# Objective
Looking at the data below, count the lines that contain the string "title". Write only the total.

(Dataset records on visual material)
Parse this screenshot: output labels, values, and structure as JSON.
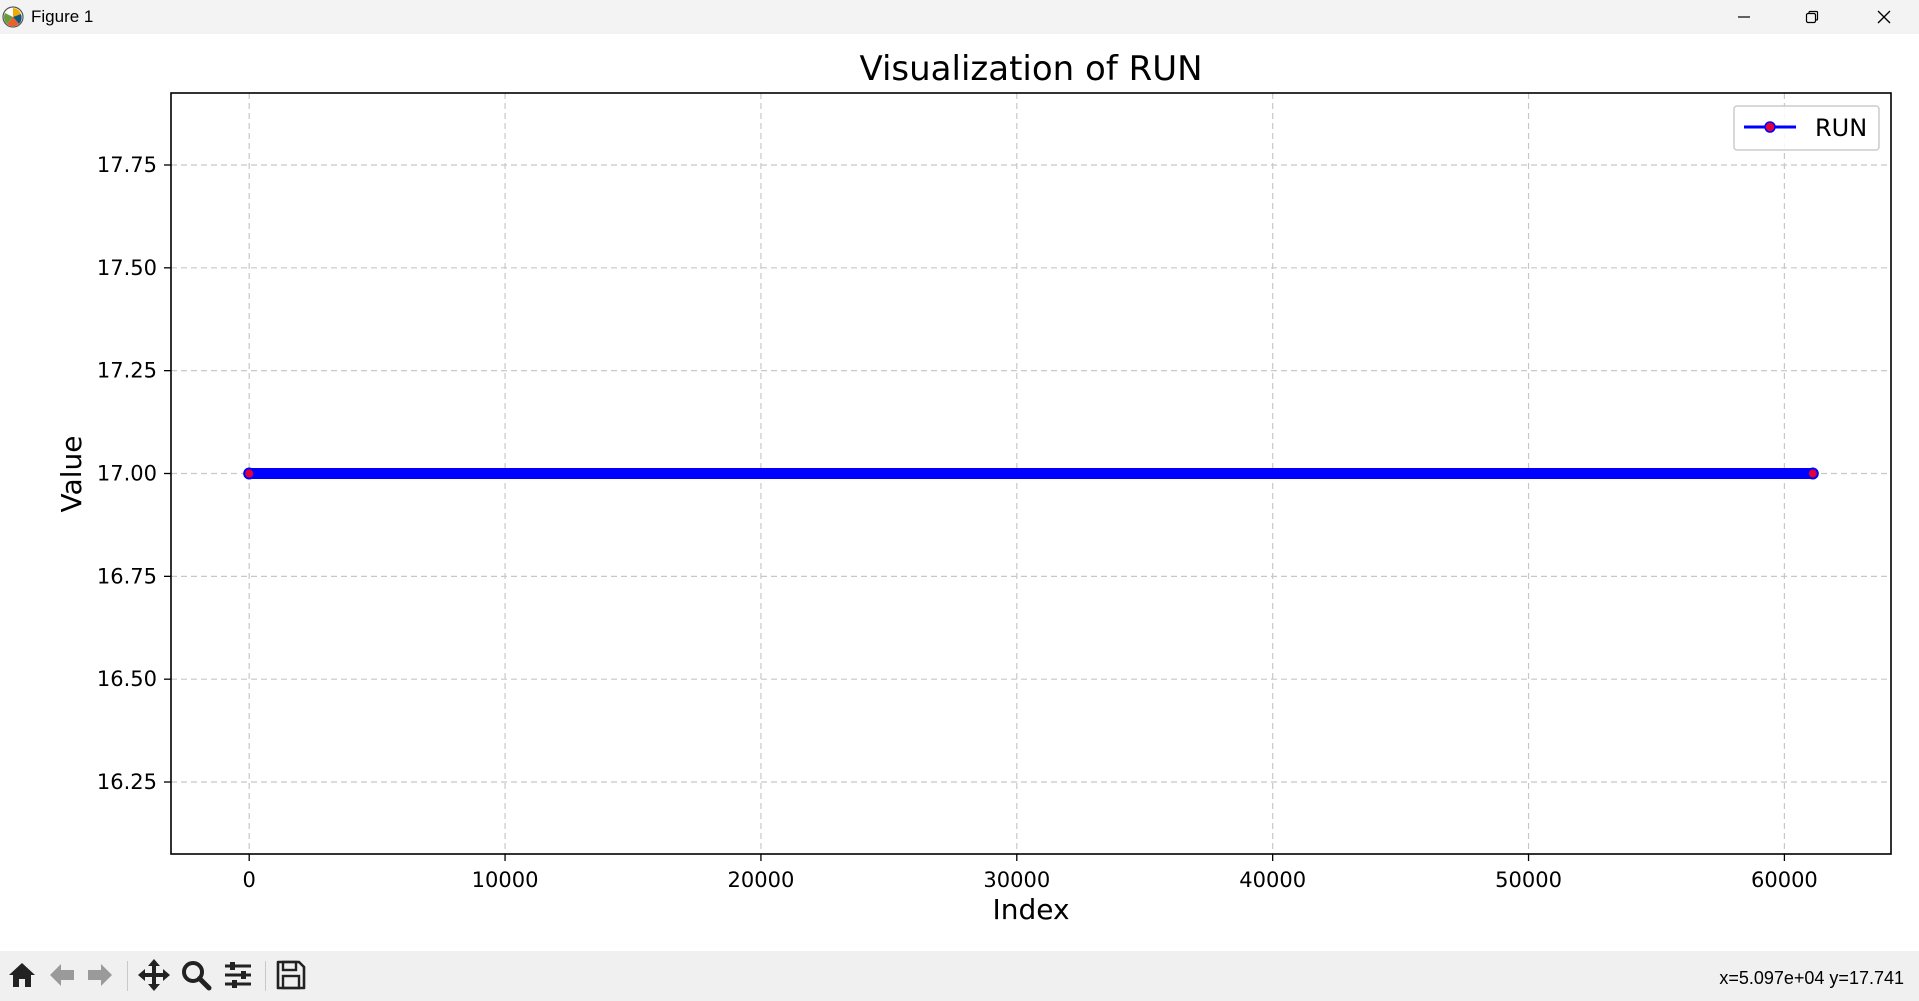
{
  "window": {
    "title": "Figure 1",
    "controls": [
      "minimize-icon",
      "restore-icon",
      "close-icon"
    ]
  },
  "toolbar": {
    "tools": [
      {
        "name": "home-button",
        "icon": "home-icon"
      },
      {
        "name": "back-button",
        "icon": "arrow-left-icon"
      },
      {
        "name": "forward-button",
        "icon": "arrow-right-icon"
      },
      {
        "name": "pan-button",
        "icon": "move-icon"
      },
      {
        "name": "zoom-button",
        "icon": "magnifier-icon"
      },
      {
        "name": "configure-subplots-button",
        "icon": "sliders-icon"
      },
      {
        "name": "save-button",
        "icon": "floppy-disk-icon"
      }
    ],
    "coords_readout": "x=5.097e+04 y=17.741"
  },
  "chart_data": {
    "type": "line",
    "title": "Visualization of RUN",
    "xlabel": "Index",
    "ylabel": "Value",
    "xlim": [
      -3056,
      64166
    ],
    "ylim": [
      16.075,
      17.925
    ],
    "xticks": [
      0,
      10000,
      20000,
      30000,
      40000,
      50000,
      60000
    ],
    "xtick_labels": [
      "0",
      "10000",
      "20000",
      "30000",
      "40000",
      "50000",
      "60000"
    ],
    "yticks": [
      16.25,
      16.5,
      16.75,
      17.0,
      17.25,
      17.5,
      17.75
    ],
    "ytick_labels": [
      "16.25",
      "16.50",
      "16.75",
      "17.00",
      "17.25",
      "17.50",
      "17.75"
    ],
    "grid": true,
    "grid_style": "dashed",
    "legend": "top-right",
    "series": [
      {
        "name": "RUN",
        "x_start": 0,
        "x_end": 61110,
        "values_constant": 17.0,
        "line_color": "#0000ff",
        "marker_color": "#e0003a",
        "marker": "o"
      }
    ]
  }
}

# Finished task
2